**Written task**
Each line holding the word "更有说服力" counts once; give the total and nothing more.

**Provided information**
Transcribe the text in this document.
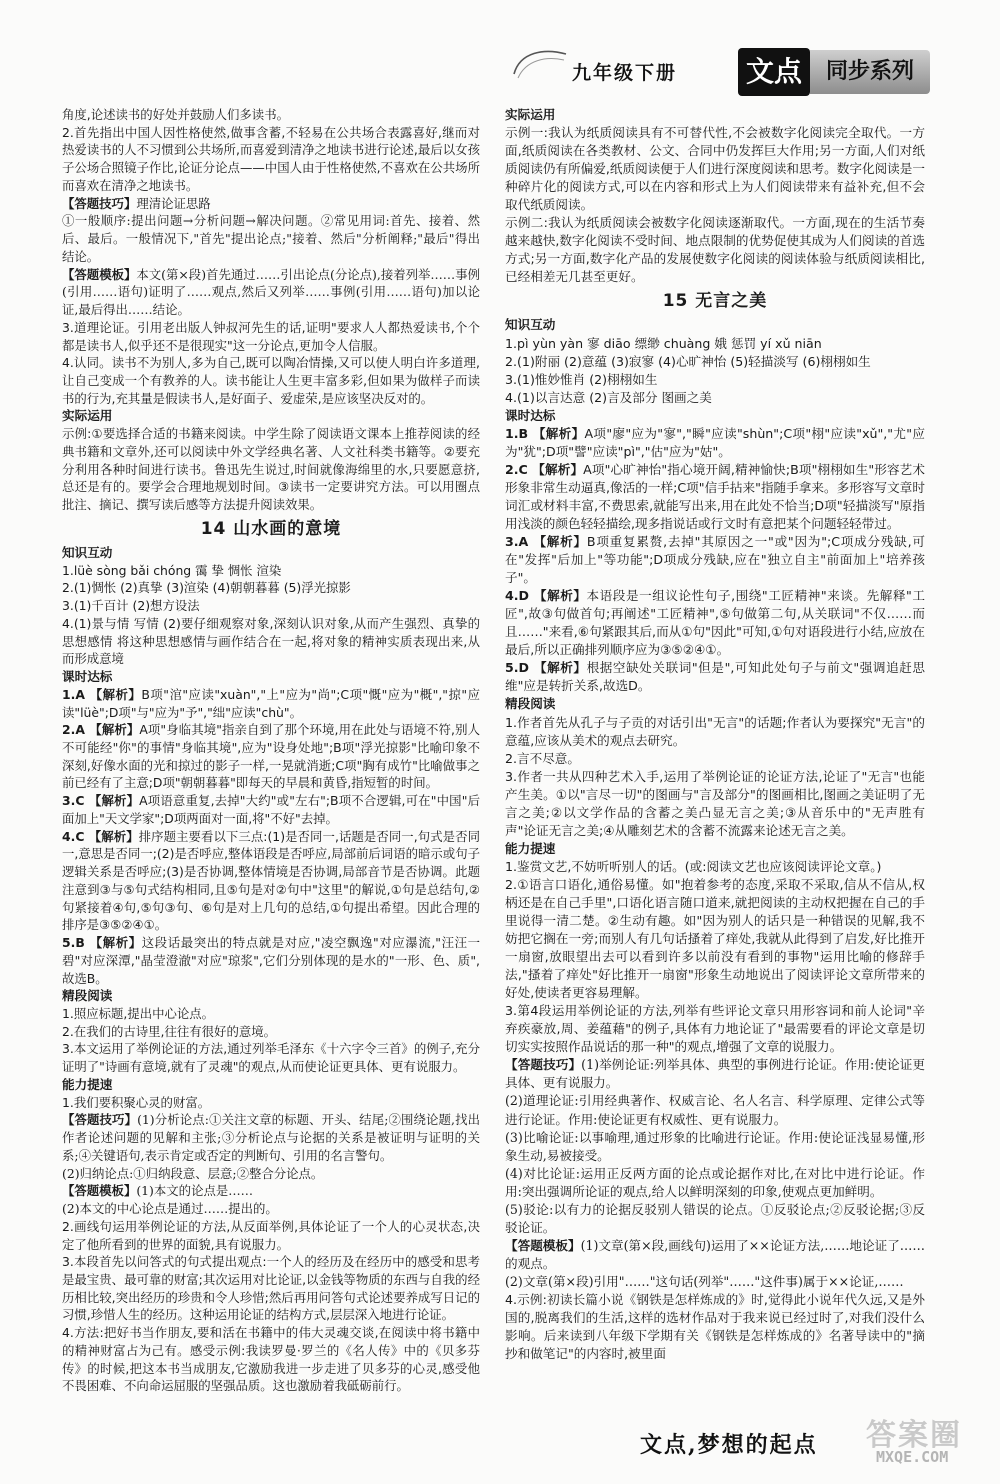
九年级下册 文点	同步系列

角度,论述读书的好处并鼓励人们多读书。

2.首先指出中国人因性格使然,做事含蓄,不轻易在公共场合表露喜好,继而对热爱读书的人不习惯到公共场所,而喜爱到清净之地读书进行论述,最后以女孩子公场合照镜子作比,论证分论点——中国人由于性格使然,不喜欢在公共场所而喜欢在清净之地读书。

【答题技巧】理清论证思路

①一般顺序:提出问题→分析问题→解决问题。②常见用词:首先、接着、然后、最后。一般情况下,"首先"提出论点;"接着、然后"分析阐释;"最后"得出结论。

【答题模板】本文(第×段)首先通过……引出论点(分论点),接着列举……事例(引用……语句)证明了……观点,然后又列举……事例(引用……语句)加以论证,最后得出……结论。

3.道理论证。引用老出版人钟叔河先生的话,证明"要求人人都热爱读书,个个都是读书人,似乎还不是很现实"这一分论点,更加令人信服。

4.认同。读书不为别人,多为自己,既可以陶冶情操,又可以使人明白许多道理,让自己变成一个有教养的人。读书能让人生更丰富多彩,但如果为做样子而读书的行为,充其量是假读书人,是好面子、爱虚荣,是应该坚决反对的。

实际运用

示例:①要选择合适的书籍来阅读。中学生除了阅读语文课本上推荐阅读的经典书籍和文章外,还可以阅读中外文学经典名著、人文社科类书籍等。②要充分利用各种时间进行读书。鲁迅先生说过,时间就像海绵里的水,只要愿意挤,总还是有的。要学会合理地规划时间。③读书一定要讲究方法。可以用圈点批注、摘记、撰写读后感等方法提升阅读效果。

14 山水画的意境

知识互动

1.lüè sòng bǎi chóng 霭 挚 惆怅 渲染

2.(1)惆怅 (2)真挚 (3)渲染 (4)朝朝暮暮 (5)浮光掠影

3.(1)千百计 (2)想方设法

4.(1)景与情 写情 (2)要仔细观察对象,深刻认识对象,从而产生强烈、真挚的思想感情 将这种思想感情与画作结合在一起,将对象的精神实质表现出来,从而形成意境

课时达标

1.A 【解析】B项"涫"应读"xuàn","上"应为"尚";C项"慨"应为"概","掠"应读"lüè";D项"与"应为"予","绌"应读"chù"。

2.A 【解析】A项"身临其境"指亲自到了那个环境,用在此处与语境不符,别人不可能经"你"的事情"身临其境",应为"设身处地";B项"浮光掠影"比喻印象不深刻,好像水面的光和掠过的影子一样,一晃就消逝;C项"胸有成竹"比喻做事之前已经有了主意;D项"朝朝暮暮"即每天的早晨和黄昏,指短暂的时间。

3.C 【解析】A项语意重复,去掉"大约"或"左右";B项不合逻辑,可在"中国"后面加上"天文学家";D项两面对一面,将"不好"去掉。

4.C 【解析】排序题主要看以下三点:(1)是否同一,话题是否同一,句式是否同一,意思是否同一;(2)是否呼应,整体语段是否呼应,局部前后词语的暗示或句子逻辑关系是否呼应;(3)是否协调,整体情境是否协调,局部音节是否协调。此题注意到③与⑤句式结构相同,且⑤句是对②句中"这里"的解说,①句是总结句,②句紧接着④句,⑤句③句、⑥句是对上几句的总结,①句提出希望。因此合理的排序是③⑤②④①。

5.B 【解析】这段话最突出的特点就是对应,"凌空飘逸"对应瀑流,"汪汪一碧"对应深潭,"晶莹澄澈"对应"琼浆",它们分别体现的是水的"一形、色、质",故选B。

精段阅读

1.照应标题,提出中心论点。

2.在我们的古诗里,往往有很好的意境。

3.本文运用了举例论证的方法,通过列举毛泽东《十六字令三首》的例子,充分证明了"诗画有意境,就有了灵魂"的观点,从而使论证更具体、更有说服力。

能力提速

1.我们要积聚心灵的财富。

【答题技巧】(1)分析论点:①关注文章的标题、开头、结尾;②围绕论题,找出作者论述问题的见解和主张;③分析论点与论据的关系是被证明与证明的关系;④关键语句,表示肯定或否定的判断句、引用的名言警句。

(2)归纳论点:①归纳段意、层意;②整合分论点。

【答题模板】(1)本文的论点是……

(2)本文的中心论点是通过……提出的。

2.画线句运用举例论证的方法,从反面举例,具体论证了一个人的心灵状态,决定了他所看到的世界的面貌,具有说服力。

3.本段首先以问答式的句式提出观点:一个人的经历及在经历中的感受和思考是最宝贵、最可靠的财富;其次运用对比论证,以金钱等物质的东西与自我的经历相比较,突出经历的珍贵和令人珍惜;然后再用问答句式论述要养成写日记的习惯,珍惜人生的经历。这种运用论证的结构方式,层层深入地进行论证。

4.方法:把好书当作朋友,要和活在书籍中的伟大灵魂交谈,在阅读中将书籍中的精神财富占为己有。感受示例:我读罗曼·罗兰的《名人传》中的《贝多芬传》的时候,把这本书当成朋友,它激励我进一步走进了贝多芬的心灵,感受他不畏困难、不向命运屈服的坚强品质。这也激励着我砥砺前行。

实际运用

示例一:我认为纸质阅读具有不可替代性,不会被数字化阅读完全取代。一方面,纸质阅读在各类教材、公文、合同中仍发挥巨大作用;另一方面,人们对纸质阅读仍有所偏爱,纸质阅读便于人们进行深度阅读和思考。数字化阅读是一种碎片化的阅读方式,可以在内容和形式上为人们阅读带来有益补充,但不会取代纸质阅读。

示例二:我认为纸质阅读会被数字化阅读逐渐取代。一方面,现在的生活节奏越来越快,数字化阅读不受时间、地点限制的优势促使其成为人们阅读的首选方式;另一方面,数字化产品的发展使数字化阅读的阅读体验与纸质阅读相比,已经相差无几甚至更好。

15 无言之美

知识互动

1.pì yùn yàn 寥 diāo 缥缈 chuàng 娥 惩罚 yí xǔ niān

2.(1)附丽 (2)意蕴 (3)寂寥 (4)心旷神怡 (5)轻描淡写 (6)栩栩如生

3.(1)惟妙惟肖 (2)栩栩如生

4.(1)以言达意 (2)言及部分 图画之美

课时达标

1.B 【解析】A项"廖"应为"寥","瞬"应读"shùn";C项"栩"应读"xǔ","尤"应为"犹";D项"譬"应读"pì","估"应为"姑"。

2.C 【解析】A项"心旷神怡"指心境开阔,精神愉快;B项"栩栩如生"形容艺术形象非常生动逼真,像活的一样;C项"信手拈来"指随手拿来。多形容写文章时词汇或材料丰富,不费思索,就能写出来,用在此处不恰当;D项"轻描淡写"原指用浅淡的颜色轻轻描绘,现多指说话或行文时有意把某个问题轻轻带过。

3.A 【解析】B项重复累赘,去掉"其原因之一"或"因为";C项成分残缺,可在"发挥"后加上"等功能";D项成分残缺,应在"独立自主"前面加上"培养孩子"。

4.D 【解析】本语段是一组议论性句子,围绕"工匠精神"来谈。先解释"工匠",故③句做首句;再阐述"工匠精神",⑤句做第二句,从关联词"不仅……而且……"来看,⑥句紧跟其后,而从①句"因此"可知,①句对语段进行小结,应放在最后,所以正确排列顺序应为③⑤②④①。

5.D 【解析】根据空缺处关联词"但是",可知此处句子与前文"强调追赶思维"应是转折关系,故选D。

精段阅读

1.作者首先从孔子与子贡的对话引出"无言"的话题;作者认为要探究"无言"的意蕴,应该从美术的观点去研究。

2.言不尽意。

3.作者一共从四种艺术入手,运用了举例论证的论证方法,论证了"无言"也能产生美。①以"言尽一切"的图画与"言及部分"的图画相比,图画之美证明了无言之美;②以文学作品的含蓄之美凸显无言之美;③从音乐中的"无声胜有声"论证无言之美;④从雕刻艺术的含蓄不流露来论述无言之美。

能力提速

1.鉴赏文艺,不妨听听别人的话。(或:阅读文艺也应该阅读评论文章。)

2.①语言口语化,通俗易懂。如"抱着参考的态度,采取不采取,信从不信从,权柄还是在自己手里",口语化语言随口道来,就把阅读的主动权把握在自己的手里说得一清二楚。②生动有趣。如"因为别人的话只是一种错误的见解,我不妨把它搁在一旁;而别人有几句话搔着了痒处,我就从此得到了启发,好比推开一扇窗,放眼望出去可以看到许多以前没有看到的事物"运用比喻的修辞手法,"搔着了痒处"好比推开一扇窗"形象生动地说出了阅读评论文章所带来的好处,使读者更容易理解。

3.第4段运用举例论证的方法,列举有些评论文章只用形容词和前人论词"辛弃疾豪放,周、姜蕴藉"的例子,具体有力地论证了"最需要看的评论文章是切切实实按照作品说话的那一种"的观点,增强了文章的说服力。

【答题技巧】(1)举例论证:列举具体、典型的事例进行论证。作用:使论证更具体、更有说服力。

(2)道理论证:引用经典著作、权威言论、名人名言、科学原理、定律公式等进行论证。作用:使论证更有权威性、更有说服力。

(3)比喻论证:以事喻理,通过形象的比喻进行论证。作用:使论证浅显易懂,形象生动,易被接受。

(4)对比论证:运用正反两方面的论点或论据作对比,在对比中进行论证。作用:突出强调所论证的观点,给人以鲜明深刻的印象,使观点更加鲜明。

(5)驳论:以有力的论据反驳别人错误的论点。①反驳论点;②反驳论据;③反驳论证。

【答题模板】(1)文章(第×段,画线句)运用了××论证方法,……地论证了……的观点。

(2)文章(第×段)引用"……"这句话(列举"……"这件事)属于××论证,……

4.示例:初读长篇小说《钢铁是怎样炼成的》时,觉得此小说年代久远,又是外国的,脱离我们的生活,这样的选材作品对于我来说已经过时了,对我们没什么影响。后来读到八年级下学期有关《钢铁是怎样炼成的》名著导读中的"摘抄和做笔记"的内容时,被里面

文点,梦想的起点 答案圈
MXQE.COM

**Solution to this problem**
3